— start of Data provided —

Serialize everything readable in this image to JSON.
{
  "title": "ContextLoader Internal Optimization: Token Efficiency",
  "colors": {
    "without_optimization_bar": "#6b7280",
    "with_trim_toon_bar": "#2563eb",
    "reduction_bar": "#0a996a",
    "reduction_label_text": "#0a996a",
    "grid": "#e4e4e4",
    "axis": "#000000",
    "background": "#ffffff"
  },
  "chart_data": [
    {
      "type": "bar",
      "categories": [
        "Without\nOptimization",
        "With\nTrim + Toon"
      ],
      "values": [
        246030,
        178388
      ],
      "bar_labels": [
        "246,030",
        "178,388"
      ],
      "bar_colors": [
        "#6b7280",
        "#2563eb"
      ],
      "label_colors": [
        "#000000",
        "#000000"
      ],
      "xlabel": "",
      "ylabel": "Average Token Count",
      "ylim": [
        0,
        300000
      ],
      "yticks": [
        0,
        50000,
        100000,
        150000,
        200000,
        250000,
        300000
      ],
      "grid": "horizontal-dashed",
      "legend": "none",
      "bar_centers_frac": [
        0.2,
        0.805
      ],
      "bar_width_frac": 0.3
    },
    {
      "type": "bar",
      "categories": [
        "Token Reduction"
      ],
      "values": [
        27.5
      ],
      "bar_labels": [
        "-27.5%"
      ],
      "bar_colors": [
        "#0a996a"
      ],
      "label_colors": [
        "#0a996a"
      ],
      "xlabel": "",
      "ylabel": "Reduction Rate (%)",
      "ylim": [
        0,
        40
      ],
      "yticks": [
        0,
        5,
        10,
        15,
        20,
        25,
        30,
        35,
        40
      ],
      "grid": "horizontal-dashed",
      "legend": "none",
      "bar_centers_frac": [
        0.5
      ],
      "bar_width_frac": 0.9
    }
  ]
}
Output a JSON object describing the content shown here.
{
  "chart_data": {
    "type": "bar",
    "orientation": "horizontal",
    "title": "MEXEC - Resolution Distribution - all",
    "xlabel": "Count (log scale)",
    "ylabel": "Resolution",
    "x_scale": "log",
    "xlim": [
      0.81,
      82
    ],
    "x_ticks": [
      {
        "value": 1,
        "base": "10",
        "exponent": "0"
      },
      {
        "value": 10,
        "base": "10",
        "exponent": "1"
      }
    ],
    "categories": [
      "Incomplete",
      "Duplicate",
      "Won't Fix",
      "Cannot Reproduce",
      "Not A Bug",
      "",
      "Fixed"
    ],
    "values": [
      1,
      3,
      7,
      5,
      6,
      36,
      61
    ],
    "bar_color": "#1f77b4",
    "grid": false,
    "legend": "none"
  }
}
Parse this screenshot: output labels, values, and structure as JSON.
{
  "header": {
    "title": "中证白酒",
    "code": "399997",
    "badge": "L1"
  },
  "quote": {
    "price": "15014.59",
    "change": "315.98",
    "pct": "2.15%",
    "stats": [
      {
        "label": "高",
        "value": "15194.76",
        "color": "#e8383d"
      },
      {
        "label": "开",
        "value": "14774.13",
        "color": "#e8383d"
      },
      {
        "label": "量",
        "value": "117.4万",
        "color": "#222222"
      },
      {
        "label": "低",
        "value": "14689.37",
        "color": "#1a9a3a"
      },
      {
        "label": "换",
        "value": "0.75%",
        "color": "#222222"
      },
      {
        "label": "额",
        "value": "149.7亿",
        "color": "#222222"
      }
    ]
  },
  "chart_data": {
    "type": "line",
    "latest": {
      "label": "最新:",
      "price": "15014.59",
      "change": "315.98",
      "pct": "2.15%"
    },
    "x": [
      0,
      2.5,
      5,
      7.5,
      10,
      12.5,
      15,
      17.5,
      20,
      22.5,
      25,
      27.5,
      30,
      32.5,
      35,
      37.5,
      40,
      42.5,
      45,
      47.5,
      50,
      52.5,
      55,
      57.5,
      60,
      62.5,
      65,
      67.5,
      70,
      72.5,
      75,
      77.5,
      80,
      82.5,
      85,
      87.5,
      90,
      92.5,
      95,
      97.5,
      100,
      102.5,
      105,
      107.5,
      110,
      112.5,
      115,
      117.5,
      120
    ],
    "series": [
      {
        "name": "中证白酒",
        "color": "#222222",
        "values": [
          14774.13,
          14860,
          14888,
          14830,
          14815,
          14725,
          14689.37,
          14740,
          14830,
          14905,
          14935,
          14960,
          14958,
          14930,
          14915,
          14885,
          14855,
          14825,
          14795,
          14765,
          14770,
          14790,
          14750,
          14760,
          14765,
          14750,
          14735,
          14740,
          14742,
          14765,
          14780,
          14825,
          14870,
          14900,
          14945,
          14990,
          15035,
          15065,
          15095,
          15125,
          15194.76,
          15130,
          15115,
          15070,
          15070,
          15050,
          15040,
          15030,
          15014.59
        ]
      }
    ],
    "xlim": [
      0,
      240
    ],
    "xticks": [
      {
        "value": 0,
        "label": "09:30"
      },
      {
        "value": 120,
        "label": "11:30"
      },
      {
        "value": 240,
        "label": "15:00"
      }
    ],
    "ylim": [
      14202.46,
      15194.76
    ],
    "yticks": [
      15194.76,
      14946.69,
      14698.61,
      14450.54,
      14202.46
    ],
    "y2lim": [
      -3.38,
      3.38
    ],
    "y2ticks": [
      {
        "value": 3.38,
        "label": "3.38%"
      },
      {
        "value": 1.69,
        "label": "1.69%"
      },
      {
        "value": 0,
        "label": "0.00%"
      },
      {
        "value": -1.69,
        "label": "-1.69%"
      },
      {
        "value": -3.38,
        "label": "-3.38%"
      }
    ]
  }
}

— end of Data provided —

**Aim**
Set down all of the entries exactly, please.

**Full solution**
Serialize everything readable in this image to JSON.
{
  "title": "ContextLoader Internal Optimization: Token Efficiency",
  "colors": {
    "without_optimization_bar": "#6b7280",
    "with_trim_toon_bar": "#2563eb",
    "reduction_bar": "#0a996a",
    "reduction_label_text": "#0a996a",
    "grid": "#e4e4e4",
    "axis": "#000000",
    "background": "#ffffff"
  },
  "chart_data": [
    {
      "type": "bar",
      "categories": [
        "Without\nOptimization",
        "With\nTrim + Toon"
      ],
      "values": [
        246030,
        178388
      ],
      "bar_labels": [
        "246,030",
        "178,388"
      ],
      "bar_colors": [
        "#6b7280",
        "#2563eb"
      ],
      "label_colors": [
        "#000000",
        "#000000"
      ],
      "xlabel": "",
      "ylabel": "Average Token Count",
      "ylim": [
        0,
        300000
      ],
      "yticks": [
        0,
        50000,
        100000,
        150000,
        200000,
        250000,
        300000
      ],
      "grid": "horizontal-dashed",
      "legend": "none",
      "bar_centers_frac": [
        0.2,
        0.805
      ],
      "bar_width_frac": 0.3
    },
    {
      "type": "bar",
      "categories": [
        "Token Reduction"
      ],
      "values": [
        27.5
      ],
      "bar_labels": [
        "-27.5%"
      ],
      "bar_colors": [
        "#0a996a"
      ],
      "label_colors": [
        "#0a996a"
      ],
      "xlabel": "",
      "ylabel": "Reduction Rate (%)",
      "ylim": [
        0,
        40
      ],
      "yticks": [
        0,
        5,
        10,
        15,
        20,
        25,
        30,
        35,
        40
      ],
      "grid": "horizontal-dashed",
      "legend": "none",
      "bar_centers_frac": [
        0.5
      ],
      "bar_width_frac": 0.9
    }
  ]
}
Output a JSON object describing the content shown here.
{
  "chart_data": {
    "type": "bar",
    "orientation": "horizontal",
    "title": "MEXEC - Resolution Distribution - all",
    "xlabel": "Count (log scale)",
    "ylabel": "Resolution",
    "x_scale": "log",
    "xlim": [
      0.81,
      82
    ],
    "x_ticks": [
      {
        "value": 1,
        "base": "10",
        "exponent": "0"
      },
      {
        "value": 10,
        "base": "10",
        "exponent": "1"
      }
    ],
    "categories": [
      "Incomplete",
      "Duplicate",
      "Won't Fix",
      "Cannot Reproduce",
      "Not A Bug",
      "",
      "Fixed"
    ],
    "values": [
      1,
      3,
      7,
      5,
      6,
      36,
      61
    ],
    "bar_color": "#1f77b4",
    "grid": false,
    "legend": "none"
  }
}
Parse this screenshot: output labels, values, and structure as JSON.
{
  "header": {
    "title": "中证白酒",
    "code": "399997",
    "badge": "L1"
  },
  "quote": {
    "price": "15014.59",
    "change": "315.98",
    "pct": "2.15%",
    "stats": [
      {
        "label": "高",
        "value": "15194.76",
        "color": "#e8383d"
      },
      {
        "label": "开",
        "value": "14774.13",
        "color": "#e8383d"
      },
      {
        "label": "量",
        "value": "117.4万",
        "color": "#222222"
      },
      {
        "label": "低",
        "value": "14689.37",
        "color": "#1a9a3a"
      },
      {
        "label": "换",
        "value": "0.75%",
        "color": "#222222"
      },
      {
        "label": "额",
        "value": "149.7亿",
        "color": "#222222"
      }
    ]
  },
  "chart_data": {
    "type": "line",
    "latest": {
      "label": "最新:",
      "price": "15014.59",
      "change": "315.98",
      "pct": "2.15%"
    },
    "x": [
      0,
      2.5,
      5,
      7.5,
      10,
      12.5,
      15,
      17.5,
      20,
      22.5,
      25,
      27.5,
      30,
      32.5,
      35,
      37.5,
      40,
      42.5,
      45,
      47.5,
      50,
      52.5,
      55,
      57.5,
      60,
      62.5,
      65,
      67.5,
      70,
      72.5,
      75,
      77.5,
      80,
      82.5,
      85,
      87.5,
      90,
      92.5,
      95,
      97.5,
      100,
      102.5,
      105,
      107.5,
      110,
      112.5,
      115,
      117.5,
      120
    ],
    "series": [
      {
        "name": "中证白酒",
        "color": "#222222",
        "values": [
          14774.13,
          14860,
          14888,
          14830,
          14815,
          14725,
          14689.37,
          14740,
          14830,
          14905,
          14935,
          14960,
          14958,
          14930,
          14915,
          14885,
          14855,
          14825,
          14795,
          14765,
          14770,
          14790,
          14750,
          14760,
          14765,
          14750,
          14735,
          14740,
          14742,
          14765,
          14780,
          14825,
          14870,
          14900,
          14945,
          14990,
          15035,
          15065,
          15095,
          15125,
          15194.76,
          15130,
          15115,
          15070,
          15070,
          15050,
          15040,
          15030,
          15014.59
        ]
      }
    ],
    "xlim": [
      0,
      240
    ],
    "xticks": [
      {
        "value": 0,
        "label": "09:30"
      },
      {
        "value": 120,
        "label": "11:30"
      },
      {
        "value": 240,
        "label": "15:00"
      }
    ],
    "ylim": [
      14202.46,
      15194.76
    ],
    "yticks": [
      15194.76,
      14946.69,
      14698.61,
      14450.54,
      14202.46
    ],
    "y2lim": [
      -3.38,
      3.38
    ],
    "y2ticks": [
      {
        "value": 3.38,
        "label": "3.38%"
      },
      {
        "value": 1.69,
        "label": "1.69%"
      },
      {
        "value": 0,
        "label": "0.00%"
      },
      {
        "value": -1.69,
        "label": "-1.69%"
      },
      {
        "value": -3.38,
        "label": "-3.38%"
      }
    ]
  }
}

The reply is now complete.